> **TASK TO CARRY OUT**
According to the article on Patrick Dougherty's tree forts, where is the sculptor based?

> **PROVIDED TEXT**
================================

Tree forts: the wonderful dreamlike weavings of Patrick Dougherty

31 July 2012

North Carolina-based sculptor Patrick Dougherty weaves dreamlike sculptures out of woods, twigs, vines, and any such natural tree-derived materials available to him. The textural density and wavering structural curves tilt towards the surreal, with the sparseness of materials and shadowy window-cavities evoking the ruins of lost phantom civilisations, their dwellings mysterious and occasionally frozen in a fictional wind. On another level, their warping appearance makes them like animated houses – I’m reminded of the fortresses in The Supermario Bros, and there are playful architectural references in the construction of onion-domes, arches, and spires that remind us of the mimicery involved in building playhouses.

================================

> **AVAILABLE DATA**
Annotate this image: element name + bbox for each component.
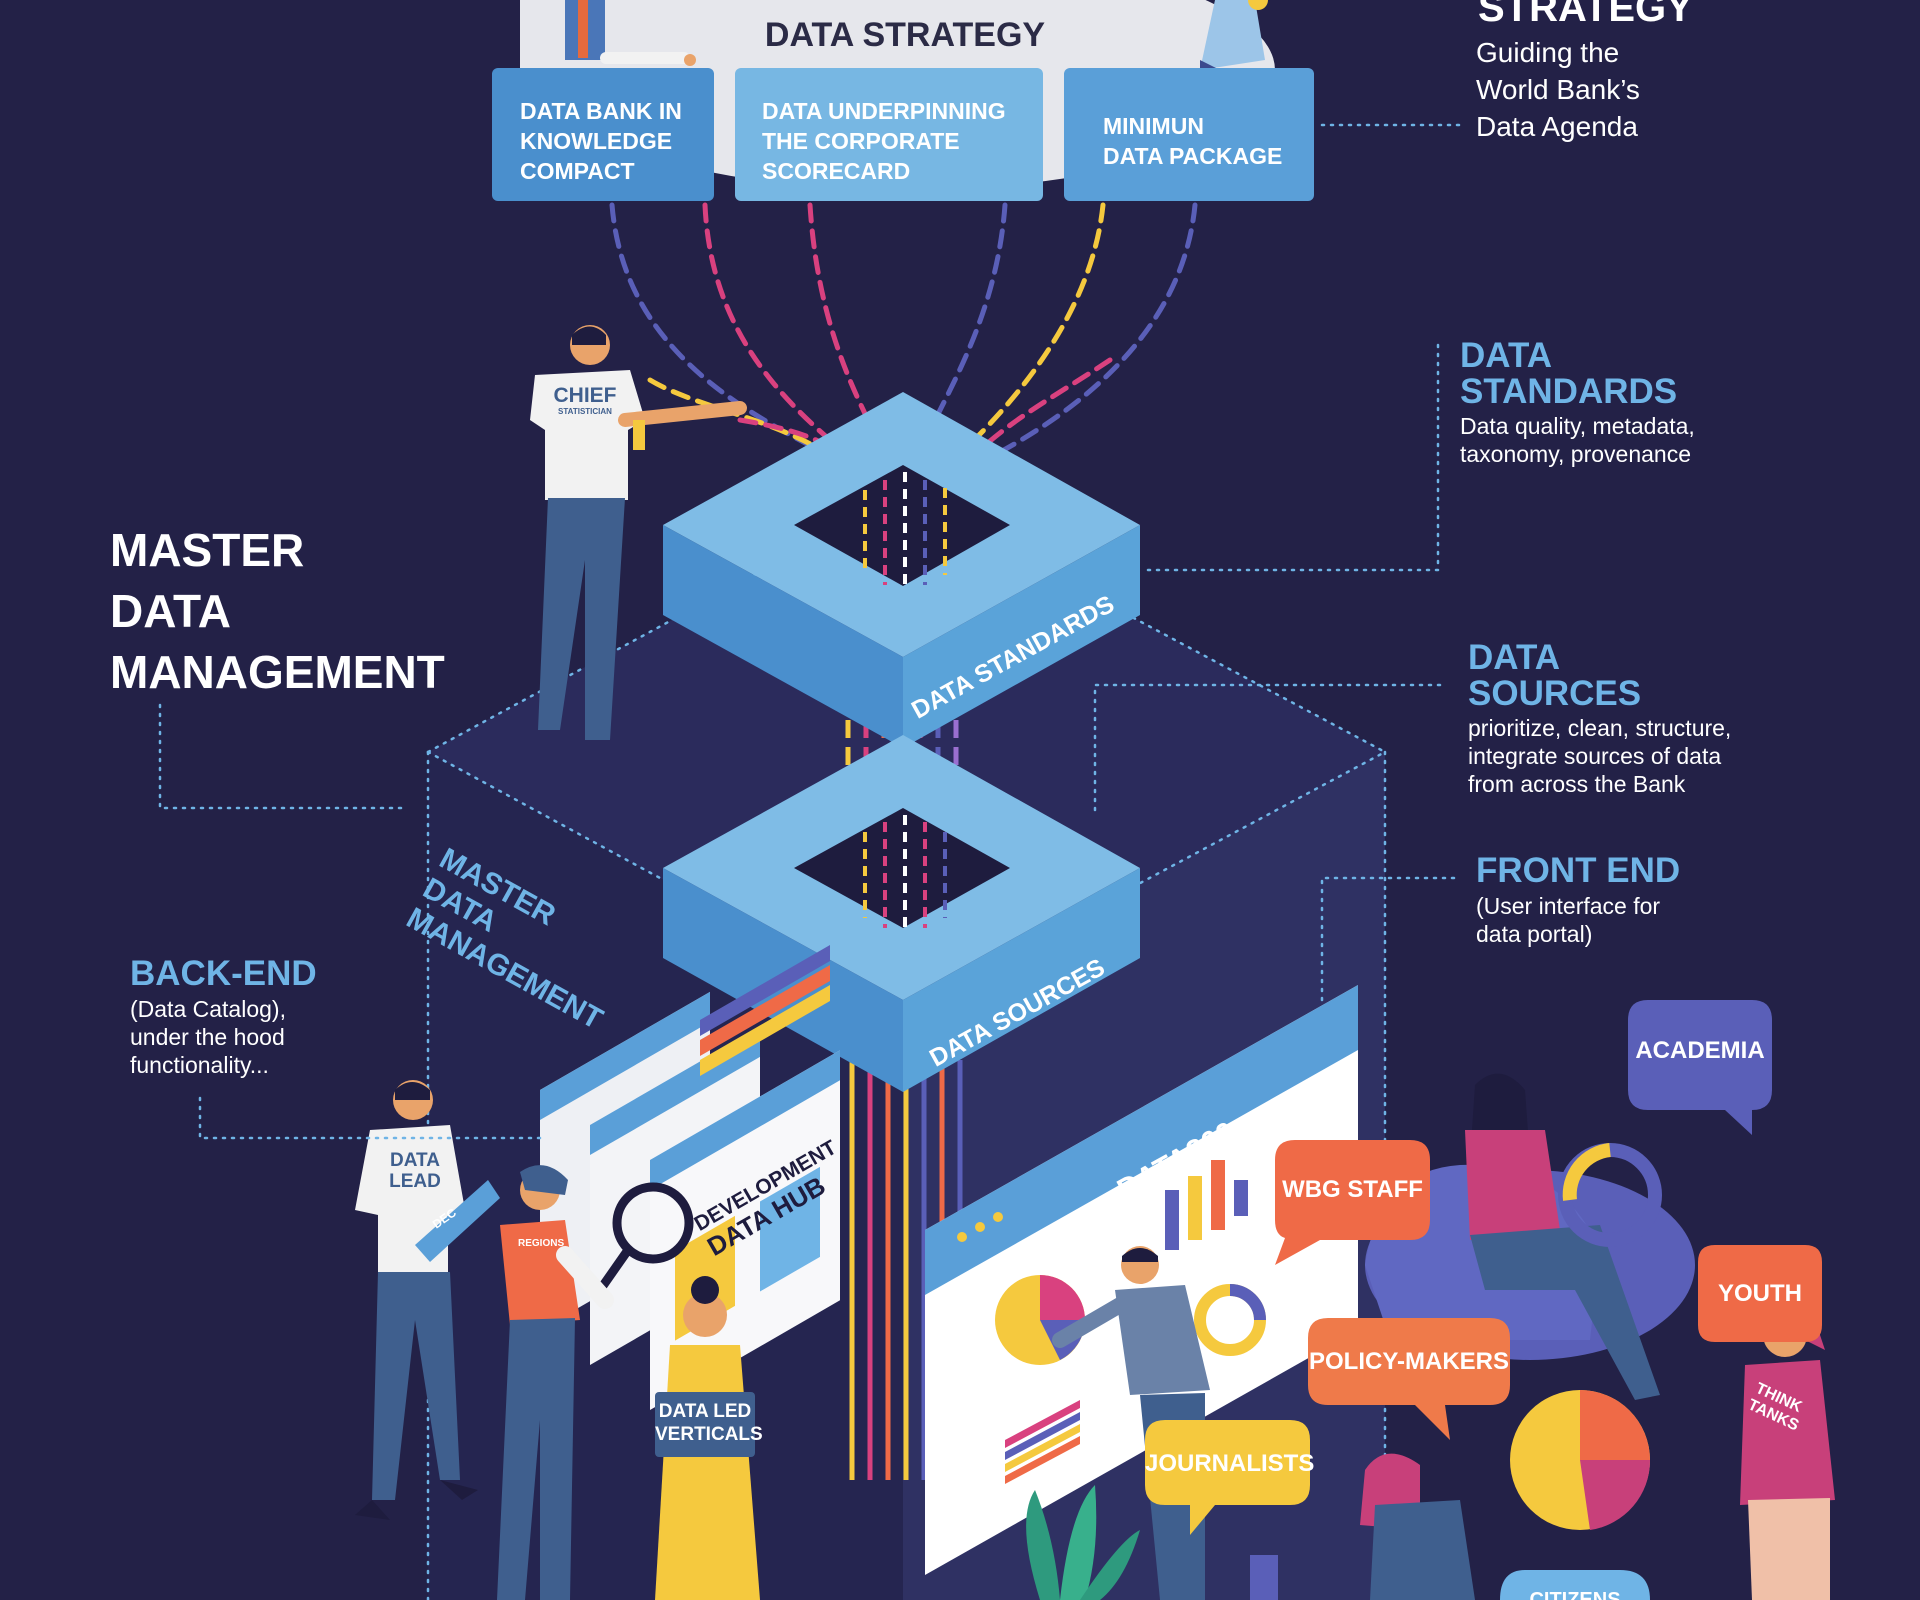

================================

> **WRITTEN ANSWER**
North Carolina